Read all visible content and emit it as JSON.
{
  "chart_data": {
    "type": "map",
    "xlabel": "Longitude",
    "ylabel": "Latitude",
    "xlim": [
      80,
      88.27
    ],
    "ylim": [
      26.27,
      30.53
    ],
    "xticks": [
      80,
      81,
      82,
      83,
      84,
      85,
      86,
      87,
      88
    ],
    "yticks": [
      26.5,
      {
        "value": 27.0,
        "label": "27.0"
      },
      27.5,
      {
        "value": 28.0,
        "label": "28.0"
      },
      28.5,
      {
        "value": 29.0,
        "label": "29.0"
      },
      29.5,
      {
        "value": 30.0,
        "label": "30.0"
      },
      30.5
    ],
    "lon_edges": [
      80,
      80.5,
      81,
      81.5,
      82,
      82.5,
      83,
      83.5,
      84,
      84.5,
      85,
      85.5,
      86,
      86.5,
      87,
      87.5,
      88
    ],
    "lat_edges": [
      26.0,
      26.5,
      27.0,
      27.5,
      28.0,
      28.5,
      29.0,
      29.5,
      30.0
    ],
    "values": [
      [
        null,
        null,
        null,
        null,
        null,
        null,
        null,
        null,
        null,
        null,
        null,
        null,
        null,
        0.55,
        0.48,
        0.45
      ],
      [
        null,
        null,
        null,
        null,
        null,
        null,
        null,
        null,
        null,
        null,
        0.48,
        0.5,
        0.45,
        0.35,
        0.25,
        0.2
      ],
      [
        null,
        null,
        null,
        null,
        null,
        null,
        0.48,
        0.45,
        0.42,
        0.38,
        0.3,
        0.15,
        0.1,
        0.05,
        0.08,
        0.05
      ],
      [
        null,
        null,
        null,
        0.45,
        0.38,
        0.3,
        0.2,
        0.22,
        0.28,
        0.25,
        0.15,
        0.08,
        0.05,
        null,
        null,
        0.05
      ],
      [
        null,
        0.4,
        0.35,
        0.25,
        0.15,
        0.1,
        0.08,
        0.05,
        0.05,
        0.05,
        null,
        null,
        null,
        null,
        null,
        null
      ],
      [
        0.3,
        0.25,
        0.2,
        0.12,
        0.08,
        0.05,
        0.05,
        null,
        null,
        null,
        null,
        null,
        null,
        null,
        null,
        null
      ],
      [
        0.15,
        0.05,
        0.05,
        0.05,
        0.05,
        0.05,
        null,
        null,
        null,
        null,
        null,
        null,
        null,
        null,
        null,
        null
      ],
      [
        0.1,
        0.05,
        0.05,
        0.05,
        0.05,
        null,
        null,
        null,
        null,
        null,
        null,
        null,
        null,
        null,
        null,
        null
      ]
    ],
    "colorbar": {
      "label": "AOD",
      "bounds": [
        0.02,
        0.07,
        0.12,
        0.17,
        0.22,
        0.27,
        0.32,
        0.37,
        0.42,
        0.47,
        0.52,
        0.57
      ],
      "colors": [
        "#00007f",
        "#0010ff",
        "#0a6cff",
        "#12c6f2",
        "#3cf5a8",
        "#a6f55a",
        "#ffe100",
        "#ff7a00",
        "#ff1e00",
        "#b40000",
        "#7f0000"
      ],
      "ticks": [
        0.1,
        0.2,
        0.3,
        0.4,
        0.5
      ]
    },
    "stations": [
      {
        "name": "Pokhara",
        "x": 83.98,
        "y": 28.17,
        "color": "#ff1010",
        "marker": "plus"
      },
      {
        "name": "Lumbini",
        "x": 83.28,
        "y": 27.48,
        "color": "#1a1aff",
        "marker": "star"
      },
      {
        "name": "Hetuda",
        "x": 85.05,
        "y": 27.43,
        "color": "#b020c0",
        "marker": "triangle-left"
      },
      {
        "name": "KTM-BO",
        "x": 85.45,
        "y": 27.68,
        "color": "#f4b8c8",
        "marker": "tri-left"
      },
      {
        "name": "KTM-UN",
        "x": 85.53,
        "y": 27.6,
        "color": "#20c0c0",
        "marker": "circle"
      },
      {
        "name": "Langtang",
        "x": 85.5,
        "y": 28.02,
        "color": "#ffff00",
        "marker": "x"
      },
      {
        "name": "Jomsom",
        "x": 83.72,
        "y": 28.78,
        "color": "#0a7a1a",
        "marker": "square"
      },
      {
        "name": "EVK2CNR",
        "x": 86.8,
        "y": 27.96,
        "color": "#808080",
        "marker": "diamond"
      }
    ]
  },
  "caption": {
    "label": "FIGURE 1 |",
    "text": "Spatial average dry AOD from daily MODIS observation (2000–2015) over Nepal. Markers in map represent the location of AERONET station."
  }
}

### Stated exercise
Repeat all the entries word for word.

### Exercise response
Read all visible content and emit it as JSON.
{
  "chart_data": {
    "type": "map",
    "xlabel": "Longitude",
    "ylabel": "Latitude",
    "xlim": [
      80,
      88.27
    ],
    "ylim": [
      26.27,
      30.53
    ],
    "xticks": [
      80,
      81,
      82,
      83,
      84,
      85,
      86,
      87,
      88
    ],
    "yticks": [
      26.5,
      {
        "value": 27.0,
        "label": "27.0"
      },
      27.5,
      {
        "value": 28.0,
        "label": "28.0"
      },
      28.5,
      {
        "value": 29.0,
        "label": "29.0"
      },
      29.5,
      {
        "value": 30.0,
        "label": "30.0"
      },
      30.5
    ],
    "lon_edges": [
      80,
      80.5,
      81,
      81.5,
      82,
      82.5,
      83,
      83.5,
      84,
      84.5,
      85,
      85.5,
      86,
      86.5,
      87,
      87.5,
      88
    ],
    "lat_edges": [
      26.0,
      26.5,
      27.0,
      27.5,
      28.0,
      28.5,
      29.0,
      29.5,
      30.0
    ],
    "values": [
      [
        null,
        null,
        null,
        null,
        null,
        null,
        null,
        null,
        null,
        null,
        null,
        null,
        null,
        0.55,
        0.48,
        0.45
      ],
      [
        null,
        null,
        null,
        null,
        null,
        null,
        null,
        null,
        null,
        null,
        0.48,
        0.5,
        0.45,
        0.35,
        0.25,
        0.2
      ],
      [
        null,
        null,
        null,
        null,
        null,
        null,
        0.48,
        0.45,
        0.42,
        0.38,
        0.3,
        0.15,
        0.1,
        0.05,
        0.08,
        0.05
      ],
      [
        null,
        null,
        null,
        0.45,
        0.38,
        0.3,
        0.2,
        0.22,
        0.28,
        0.25,
        0.15,
        0.08,
        0.05,
        null,
        null,
        0.05
      ],
      [
        null,
        0.4,
        0.35,
        0.25,
        0.15,
        0.1,
        0.08,
        0.05,
        0.05,
        0.05,
        null,
        null,
        null,
        null,
        null,
        null
      ],
      [
        0.3,
        0.25,
        0.2,
        0.12,
        0.08,
        0.05,
        0.05,
        null,
        null,
        null,
        null,
        null,
        null,
        null,
        null,
        null
      ],
      [
        0.15,
        0.05,
        0.05,
        0.05,
        0.05,
        0.05,
        null,
        null,
        null,
        null,
        null,
        null,
        null,
        null,
        null,
        null
      ],
      [
        0.1,
        0.05,
        0.05,
        0.05,
        0.05,
        null,
        null,
        null,
        null,
        null,
        null,
        null,
        null,
        null,
        null,
        null
      ]
    ],
    "colorbar": {
      "label": "AOD",
      "bounds": [
        0.02,
        0.07,
        0.12,
        0.17,
        0.22,
        0.27,
        0.32,
        0.37,
        0.42,
        0.47,
        0.52,
        0.57
      ],
      "colors": [
        "#00007f",
        "#0010ff",
        "#0a6cff",
        "#12c6f2",
        "#3cf5a8",
        "#a6f55a",
        "#ffe100",
        "#ff7a00",
        "#ff1e00",
        "#b40000",
        "#7f0000"
      ],
      "ticks": [
        0.1,
        0.2,
        0.3,
        0.4,
        0.5
      ]
    },
    "stations": [
      {
        "name": "Pokhara",
        "x": 83.98,
        "y": 28.17,
        "color": "#ff1010",
        "marker": "plus"
      },
      {
        "name": "Lumbini",
        "x": 83.28,
        "y": 27.48,
        "color": "#1a1aff",
        "marker": "star"
      },
      {
        "name": "Hetuda",
        "x": 85.05,
        "y": 27.43,
        "color": "#b020c0",
        "marker": "triangle-left"
      },
      {
        "name": "KTM-BO",
        "x": 85.45,
        "y": 27.68,
        "color": "#f4b8c8",
        "marker": "tri-left"
      },
      {
        "name": "KTM-UN",
        "x": 85.53,
        "y": 27.6,
        "color": "#20c0c0",
        "marker": "circle"
      },
      {
        "name": "Langtang",
        "x": 85.5,
        "y": 28.02,
        "color": "#ffff00",
        "marker": "x"
      },
      {
        "name": "Jomsom",
        "x": 83.72,
        "y": 28.78,
        "color": "#0a7a1a",
        "marker": "square"
      },
      {
        "name": "EVK2CNR",
        "x": 86.8,
        "y": 27.96,
        "color": "#808080",
        "marker": "diamond"
      }
    ]
  },
  "caption": {
    "label": "FIGURE 1 |",
    "text": "Spatial average dry AOD from daily MODIS observation (2000–2015) over Nepal. Markers in map represent the location of AERONET station."
  }
}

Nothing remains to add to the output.